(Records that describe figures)
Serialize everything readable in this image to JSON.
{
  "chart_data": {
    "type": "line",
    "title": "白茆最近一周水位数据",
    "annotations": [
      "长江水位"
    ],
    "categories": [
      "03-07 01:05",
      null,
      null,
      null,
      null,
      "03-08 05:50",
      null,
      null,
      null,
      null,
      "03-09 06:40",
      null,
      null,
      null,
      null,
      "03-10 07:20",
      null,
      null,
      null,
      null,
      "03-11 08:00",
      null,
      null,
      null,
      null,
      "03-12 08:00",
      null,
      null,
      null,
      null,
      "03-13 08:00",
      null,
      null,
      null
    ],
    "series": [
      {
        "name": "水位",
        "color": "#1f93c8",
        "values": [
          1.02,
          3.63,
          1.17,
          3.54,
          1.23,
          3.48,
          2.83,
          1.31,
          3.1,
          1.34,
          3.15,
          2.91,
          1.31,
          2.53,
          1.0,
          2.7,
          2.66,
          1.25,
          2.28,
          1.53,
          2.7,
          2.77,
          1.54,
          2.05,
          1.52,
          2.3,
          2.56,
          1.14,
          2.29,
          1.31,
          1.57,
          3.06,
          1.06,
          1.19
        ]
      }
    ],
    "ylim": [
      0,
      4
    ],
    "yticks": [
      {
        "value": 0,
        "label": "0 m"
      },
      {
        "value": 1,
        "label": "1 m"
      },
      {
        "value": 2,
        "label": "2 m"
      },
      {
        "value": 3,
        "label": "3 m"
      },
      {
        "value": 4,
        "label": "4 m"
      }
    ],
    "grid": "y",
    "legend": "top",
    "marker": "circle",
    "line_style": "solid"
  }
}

(Exercise details)
Please copy out each record, character for character.

(Solution to this task)
Serialize everything readable in this image to JSON.
{
  "chart_data": {
    "type": "line",
    "title": "白茆最近一周水位数据",
    "annotations": [
      "长江水位"
    ],
    "categories": [
      "03-07 01:05",
      null,
      null,
      null,
      null,
      "03-08 05:50",
      null,
      null,
      null,
      null,
      "03-09 06:40",
      null,
      null,
      null,
      null,
      "03-10 07:20",
      null,
      null,
      null,
      null,
      "03-11 08:00",
      null,
      null,
      null,
      null,
      "03-12 08:00",
      null,
      null,
      null,
      null,
      "03-13 08:00",
      null,
      null,
      null
    ],
    "series": [
      {
        "name": "水位",
        "color": "#1f93c8",
        "values": [
          1.02,
          3.63,
          1.17,
          3.54,
          1.23,
          3.48,
          2.83,
          1.31,
          3.1,
          1.34,
          3.15,
          2.91,
          1.31,
          2.53,
          1.0,
          2.7,
          2.66,
          1.25,
          2.28,
          1.53,
          2.7,
          2.77,
          1.54,
          2.05,
          1.52,
          2.3,
          2.56,
          1.14,
          2.29,
          1.31,
          1.57,
          3.06,
          1.06,
          1.19
        ]
      }
    ],
    "ylim": [
      0,
      4
    ],
    "yticks": [
      {
        "value": 0,
        "label": "0 m"
      },
      {
        "value": 1,
        "label": "1 m"
      },
      {
        "value": 2,
        "label": "2 m"
      },
      {
        "value": 3,
        "label": "3 m"
      },
      {
        "value": 4,
        "label": "4 m"
      }
    ],
    "grid": "y",
    "legend": "top",
    "marker": "circle",
    "line_style": "solid"
  }
}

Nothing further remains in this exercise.